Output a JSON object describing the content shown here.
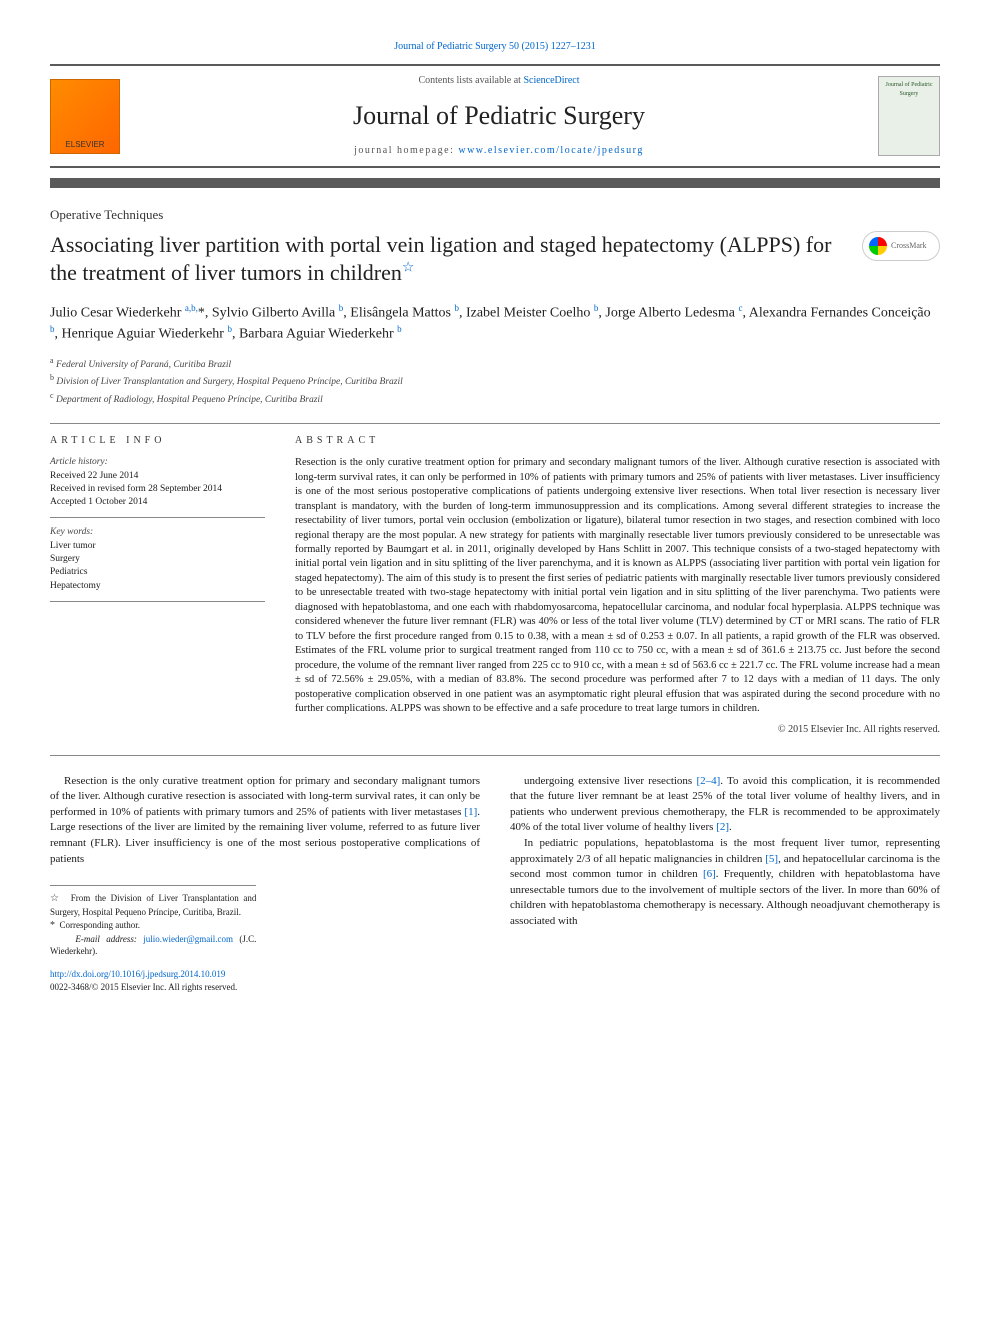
{
  "top_link": "Journal of Pediatric Surgery 50 (2015) 1227–1231",
  "header": {
    "elsevier": "ELSEVIER",
    "contents_prefix": "Contents lists available at ",
    "contents_link": "ScienceDirect",
    "journal_name": "Journal of Pediatric Surgery",
    "homepage_prefix": "journal homepage: ",
    "homepage_link": "www.elsevier.com/locate/jpedsurg",
    "cover_text": "Journal of\nPediatric Surgery"
  },
  "article_type": "Operative Techniques",
  "title": "Associating liver partition with portal vein ligation and staged hepatectomy (ALPPS) for the treatment of liver tumors in children",
  "crossmark": "CrossMark",
  "authors_html": "Julio Cesar Wiederkehr <sup>a,b,</sup>*, Sylvio Gilberto Avilla <sup>b</sup>, Elisângela Mattos <sup>b</sup>, Izabel Meister Coelho <sup>b</sup>, Jorge Alberto Ledesma <sup>c</sup>, Alexandra Fernandes Conceição <sup>b</sup>, Henrique Aguiar Wiederkehr <sup>b</sup>, Barbara Aguiar Wiederkehr <sup>b</sup>",
  "affiliations": {
    "a": "Federal University of Paraná, Curitiba Brazil",
    "b": "Division of Liver Transplantation and Surgery, Hospital Pequeno Príncipe, Curitiba Brazil",
    "c": "Department of Radiology, Hospital Pequeno Príncipe, Curitiba Brazil"
  },
  "article_info": {
    "heading": "ARTICLE INFO",
    "history_label": "Article history:",
    "received": "Received 22 June 2014",
    "revised": "Received in revised form 28 September 2014",
    "accepted": "Accepted 1 October 2014",
    "keywords_label": "Key words:",
    "keywords": [
      "Liver tumor",
      "Surgery",
      "Pediatrics",
      "Hepatectomy"
    ]
  },
  "abstract": {
    "heading": "ABSTRACT",
    "text": "Resection is the only curative treatment option for primary and secondary malignant tumors of the liver. Although curative resection is associated with long-term survival rates, it can only be performed in 10% of patients with primary tumors and 25% of patients with liver metastases. Liver insufficiency is one of the most serious postoperative complications of patients undergoing extensive liver resections. When total liver resection is necessary liver transplant is mandatory, with the burden of long-term immunosuppression and its complications. Among several different strategies to increase the resectability of liver tumors, portal vein occlusion (embolization or ligature), bilateral tumor resection in two stages, and resection combined with loco regional therapy are the most popular. A new strategy for patients with marginally resectable liver tumors previously considered to be unresectable was formally reported by Baumgart et al. in 2011, originally developed by Hans Schlitt in 2007. This technique consists of a two-staged hepatectomy with initial portal vein ligation and in situ splitting of the liver parenchyma, and it is known as ALPPS (associating liver partition with portal vein ligation for staged hepatectomy). The aim of this study is to present the first series of pediatric patients with marginally resectable liver tumors previously considered to be unresectable treated with two-stage hepatectomy with initial portal vein ligation and in situ splitting of the liver parenchyma. Two patients were diagnosed with hepatoblastoma, and one each with rhabdomyosarcoma, hepatocellular carcinoma, and nodular focal hyperplasia. ALPPS technique was considered whenever the future liver remnant (FLR) was 40% or less of the total liver volume (TLV) determined by CT or MRI scans. The ratio of FLR to TLV before the first procedure ranged from 0.15 to 0.38, with a mean ± sd of 0.253 ± 0.07. In all patients, a rapid growth of the FLR was observed. Estimates of the FRL volume prior to surgical treatment ranged from 110 cc to 750 cc, with a mean ± sd of 361.6 ± 213.75 cc. Just before the second procedure, the volume of the remnant liver ranged from 225 cc to 910 cc, with a mean ± sd of 563.6 cc ± 221.7 cc. The FRL volume increase had a mean ± sd of 72.56% ± 29.05%, with a median of 83.8%. The second procedure was performed after 7 to 12 days with a median of 11 days. The only postoperative complication observed in one patient was an asymptomatic right pleural effusion that was aspirated during the second procedure with no further complications. ALPPS was shown to be effective and a safe procedure to treat large tumors in children.",
    "copyright": "© 2015 Elsevier Inc. All rights reserved."
  },
  "body": {
    "p1": "Resection is the only curative treatment option for primary and secondary malignant tumors of the liver. Although curative resection is associated with long-term survival rates, it can only be performed in 10% of patients with primary tumors and 25% of patients with liver metastases [1]. Large resections of the liver are limited by the remaining liver volume, referred to as future liver remnant (FLR). Liver insufficiency is one of the most serious postoperative complications of patients",
    "p1_cont": "undergoing extensive liver resections [2–4]. To avoid this complication, it is recommended that the future liver remnant be at least 25% of the total liver volume of healthy livers, and in patients who underwent previous chemotherapy, the FLR is recommended to be approximately 40% of the total liver volume of healthy livers [2].",
    "p2": "In pediatric populations, hepatoblastoma is the most frequent liver tumor, representing approximately 2/3 of all hepatic malignancies in children [5], and hepatocellular carcinoma is the second most common tumor in children [6]. Frequently, children with hepatoblastoma have unresectable tumors due to the involvement of multiple sectors of the liver. In more than 60% of children with hepatoblastoma chemotherapy is necessary. Although neoadjuvant chemotherapy is associated with"
  },
  "footnotes": {
    "star": "From the Division of Liver Transplantation and Surgery, Hospital Pequeno Príncipe, Curitiba, Brazil.",
    "corr": "Corresponding author.",
    "email_label": "E-mail address:",
    "email": "julio.wieder@gmail.com",
    "email_person": "(J.C. Wiederkehr)."
  },
  "doi": {
    "link": "http://dx.doi.org/10.1016/j.jpedsurg.2014.10.019",
    "issn_line": "0022-3468/© 2015 Elsevier Inc. All rights reserved."
  },
  "colors": {
    "link": "#0066cc",
    "text": "#1a1a1a",
    "rule": "#5a5a5a"
  }
}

PROBLEM STATEMENT :: Each entry above should be restated word for word, though no picture may appear in the copy.

TASK RESPONSE ::
Output a JSON object describing the content shown here.
{
  "top_link": "Journal of Pediatric Surgery 50 (2015) 1227–1231",
  "header": {
    "elsevier": "ELSEVIER",
    "contents_prefix": "Contents lists available at ",
    "contents_link": "ScienceDirect",
    "journal_name": "Journal of Pediatric Surgery",
    "homepage_prefix": "journal homepage: ",
    "homepage_link": "www.elsevier.com/locate/jpedsurg",
    "cover_text": "Journal of\nPediatric Surgery"
  },
  "article_type": "Operative Techniques",
  "title": "Associating liver partition with portal vein ligation and staged hepatectomy (ALPPS) for the treatment of liver tumors in children",
  "crossmark": "CrossMark",
  "authors_html": "Julio Cesar Wiederkehr <sup>a,b,</sup>*, Sylvio Gilberto Avilla <sup>b</sup>, Elisângela Mattos <sup>b</sup>, Izabel Meister Coelho <sup>b</sup>, Jorge Alberto Ledesma <sup>c</sup>, Alexandra Fernandes Conceição <sup>b</sup>, Henrique Aguiar Wiederkehr <sup>b</sup>, Barbara Aguiar Wiederkehr <sup>b</sup>",
  "affiliations": {
    "a": "Federal University of Paraná, Curitiba Brazil",
    "b": "Division of Liver Transplantation and Surgery, Hospital Pequeno Príncipe, Curitiba Brazil",
    "c": "Department of Radiology, Hospital Pequeno Príncipe, Curitiba Brazil"
  },
  "article_info": {
    "heading": "ARTICLE INFO",
    "history_label": "Article history:",
    "received": "Received 22 June 2014",
    "revised": "Received in revised form 28 September 2014",
    "accepted": "Accepted 1 October 2014",
    "keywords_label": "Key words:",
    "keywords": [
      "Liver tumor",
      "Surgery",
      "Pediatrics",
      "Hepatectomy"
    ]
  },
  "abstract": {
    "heading": "ABSTRACT",
    "text": "Resection is the only curative treatment option for primary and secondary malignant tumors of the liver. Although curative resection is associated with long-term survival rates, it can only be performed in 10% of patients with primary tumors and 25% of patients with liver metastases. Liver insufficiency is one of the most serious postoperative complications of patients undergoing extensive liver resections. When total liver resection is necessary liver transplant is mandatory, with the burden of long-term immunosuppression and its complications. Among several different strategies to increase the resectability of liver tumors, portal vein occlusion (embolization or ligature), bilateral tumor resection in two stages, and resection combined with loco regional therapy are the most popular. A new strategy for patients with marginally resectable liver tumors previously considered to be unresectable was formally reported by Baumgart et al. in 2011, originally developed by Hans Schlitt in 2007. This technique consists of a two-staged hepatectomy with initial portal vein ligation and in situ splitting of the liver parenchyma, and it is known as ALPPS (associating liver partition with portal vein ligation for staged hepatectomy). The aim of this study is to present the first series of pediatric patients with marginally resectable liver tumors previously considered to be unresectable treated with two-stage hepatectomy with initial portal vein ligation and in situ splitting of the liver parenchyma. Two patients were diagnosed with hepatoblastoma, and one each with rhabdomyosarcoma, hepatocellular carcinoma, and nodular focal hyperplasia. ALPPS technique was considered whenever the future liver remnant (FLR) was 40% or less of the total liver volume (TLV) determined by CT or MRI scans. The ratio of FLR to TLV before the first procedure ranged from 0.15 to 0.38, with a mean ± sd of 0.253 ± 0.07. In all patients, a rapid growth of the FLR was observed. Estimates of the FRL volume prior to surgical treatment ranged from 110 cc to 750 cc, with a mean ± sd of 361.6 ± 213.75 cc. Just before the second procedure, the volume of the remnant liver ranged from 225 cc to 910 cc, with a mean ± sd of 563.6 cc ± 221.7 cc. The FRL volume increase had a mean ± sd of 72.56% ± 29.05%, with a median of 83.8%. The second procedure was performed after 7 to 12 days with a median of 11 days. The only postoperative complication observed in one patient was an asymptomatic right pleural effusion that was aspirated during the second procedure with no further complications. ALPPS was shown to be effective and a safe procedure to treat large tumors in children.",
    "copyright": "© 2015 Elsevier Inc. All rights reserved."
  },
  "body": {
    "p1": "Resection is the only curative treatment option for primary and secondary malignant tumors of the liver. Although curative resection is associated with long-term survival rates, it can only be performed in 10% of patients with primary tumors and 25% of patients with liver metastases [1]. Large resections of the liver are limited by the remaining liver volume, referred to as future liver remnant (FLR). Liver insufficiency is one of the most serious postoperative complications of patients",
    "p1_cont": "undergoing extensive liver resections [2–4]. To avoid this complication, it is recommended that the future liver remnant be at least 25% of the total liver volume of healthy livers, and in patients who underwent previous chemotherapy, the FLR is recommended to be approximately 40% of the total liver volume of healthy livers [2].",
    "p2": "In pediatric populations, hepatoblastoma is the most frequent liver tumor, representing approximately 2/3 of all hepatic malignancies in children [5], and hepatocellular carcinoma is the second most common tumor in children [6]. Frequently, children with hepatoblastoma have unresectable tumors due to the involvement of multiple sectors of the liver. In more than 60% of children with hepatoblastoma chemotherapy is necessary. Although neoadjuvant chemotherapy is associated with"
  },
  "footnotes": {
    "star": "From the Division of Liver Transplantation and Surgery, Hospital Pequeno Príncipe, Curitiba, Brazil.",
    "corr": "Corresponding author.",
    "email_label": "E-mail address:",
    "email": "julio.wieder@gmail.com",
    "email_person": "(J.C. Wiederkehr)."
  },
  "doi": {
    "link": "http://dx.doi.org/10.1016/j.jpedsurg.2014.10.019",
    "issn_line": "0022-3468/© 2015 Elsevier Inc. All rights reserved."
  },
  "colors": {
    "link": "#0066cc",
    "text": "#1a1a1a",
    "rule": "#5a5a5a"
  }
}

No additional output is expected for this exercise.